Raw records
______________________________

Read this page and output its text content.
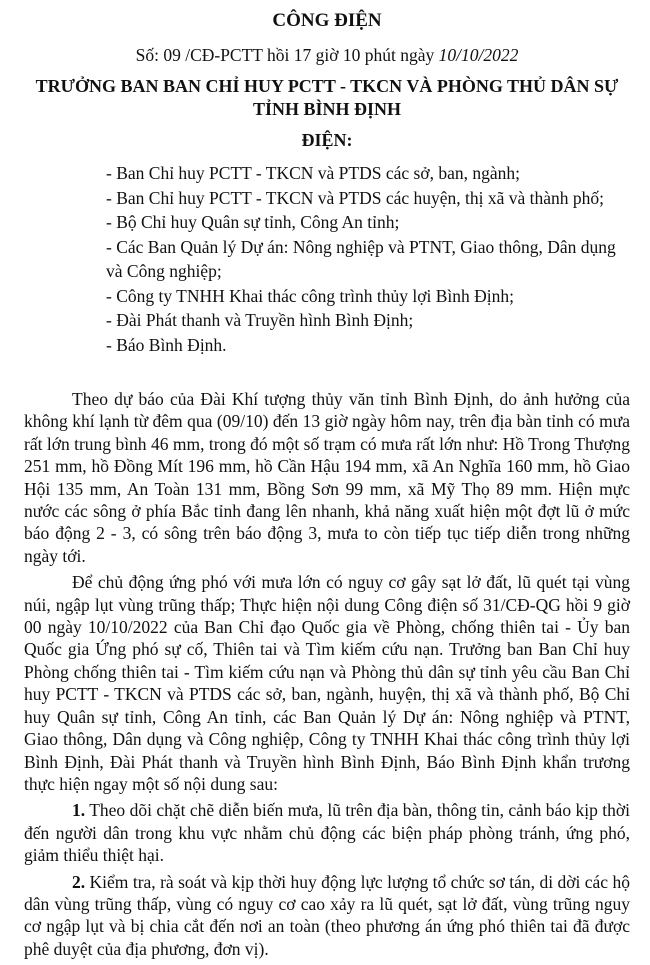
CÔNG ĐIỆN
Số: 09 /CĐ-PCTT hồi 17 giờ 10 phút ngày 10/10/2022
TRƯỞNG BAN BAN CHỈ HUY PCTT - TKCN VÀ PHÒNG THỦ DÂN SỰ TỈNH BÌNH ĐỊNH
ĐIỆN:
- Ban Chỉ huy PCTT - TKCN và PTDS các sở, ban, ngành;
- Ban Chỉ huy PCTT - TKCN và PTDS các huyện, thị xã và thành phố;
- Bộ Chỉ huy Quân sự tỉnh, Công An tỉnh;
- Các Ban Quản lý Dự án: Nông nghiệp và PTNT, Giao thông, Dân dụng và Công nghiệp;
- Công ty TNHH Khai thác công trình thủy lợi Bình Định;
- Đài Phát thanh và Truyền hình Bình Định;
- Báo Bình Định.

Theo dự báo của Đài Khí tượng thủy văn tỉnh Bình Định, do ảnh hưởng của không khí lạnh từ đêm qua (09/10) đến 13 giờ ngày hôm nay, trên địa bàn tỉnh có mưa rất lớn trung bình 46 mm, trong đó một số trạm có mưa rất lớn như: Hồ Trong Thượng 251 mm, hồ Đồng Mít 196 mm, hồ Cần Hậu 194 mm, xã An Nghĩa 160 mm, hồ Giao Hội 135 mm, An Toàn 131 mm, Bồng Sơn 99 mm, xã Mỹ Thọ 89 mm. Hiện mực nước các sông ở phía Bắc tỉnh đang lên nhanh, khả năng xuất hiện một đợt lũ ở mức báo động 2 - 3, có sông trên báo động 3, mưa to còn tiếp tục tiếp diễn trong những ngày tới.

Để chủ động ứng phó với mưa lớn có nguy cơ gây sạt lở đất, lũ quét tại vùng núi, ngập lụt vùng trũng thấp; Thực hiện nội dung Công điện số 31/CĐ-QG hồi 9 giờ 00 ngày 10/10/2022 của Ban Chỉ đạo Quốc gia về Phòng, chống thiên tai - Ủy ban Quốc gia Ứng phó sự cố, Thiên tai và Tìm kiếm cứu nạn. Trưởng ban Ban Chỉ huy Phòng chống thiên tai - Tìm kiếm cứu nạn và Phòng thủ dân sự tỉnh yêu cầu Ban Chỉ huy PCTT - TKCN và PTDS các sở, ban, ngành, huyện, thị xã và thành phố, Bộ Chỉ huy Quân sự tỉnh, Công An tỉnh, các Ban Quản lý Dự án: Nông nghiệp và PTNT, Giao thông, Dân dụng và Công nghiệp, Công ty TNHH Khai thác công trình thủy lợi Bình Định, Đài Phát thanh và Truyền hình Bình Định, Báo Bình Định khẩn trương thực hiện ngay một số nội dung sau:

1. Theo dõi chặt chẽ diễn biến mưa, lũ trên địa bàn, thông tin, cảnh báo kịp thời đến người dân trong khu vực nhằm chủ động các biện pháp phòng tránh, ứng phó, giảm thiểu thiệt hại.

2. Kiểm tra, rà soát và kịp thời huy động lực lượng tổ chức sơ tán, di dời các hộ dân vùng trũng thấp, vùng có nguy cơ cao xảy ra lũ quét, sạt lở đất, vùng trũng nguy cơ ngập lụt và bị chia cắt đến nơi an toàn (theo phương án ứng phó thiên tai đã được phê duyệt của địa phương, đơn vị).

______________________________

Identify all lines in the records above with the word "Khai".

● **RESULT OF THE TASK**
- Công ty TNHH Khai thác công trình thủy lợi Bình Định;
Để chủ động ứng phó với mưa lớn có nguy cơ gây sạt lở đất, lũ quét tại vùng núi, ngập lụt vùng trũng thấp; Thực hiện nội dung Công điện số 31/CĐ-QG hồi 9 giờ 00 ngày 10/10/2022 của Ban Chỉ đạo Quốc gia về Phòng, chống thiên tai - Ủy ban Quốc gia Ứng phó sự cố, Thiên tai và Tìm kiếm cứu nạn. Trưởng ban Ban Chỉ huy Phòng chống thiên tai - Tìm kiếm cứu nạn và Phòng thủ dân sự tỉnh yêu cầu Ban Chỉ huy PCTT - TKCN và PTDS các sở, ban, ngành, huyện, thị xã và thành phố, Bộ Chỉ huy Quân sự tỉnh, Công An tỉnh, các Ban Quản lý Dự án: Nông nghiệp và PTNT, Giao thông, Dân dụng và Công nghiệp, Công ty TNHH Khai thác công trình thủy lợi Bình Định, Đài Phát thanh và Truyền hình Bình Định, Báo Bình Định khẩn trương thực hiện ngay một số nội dung sau:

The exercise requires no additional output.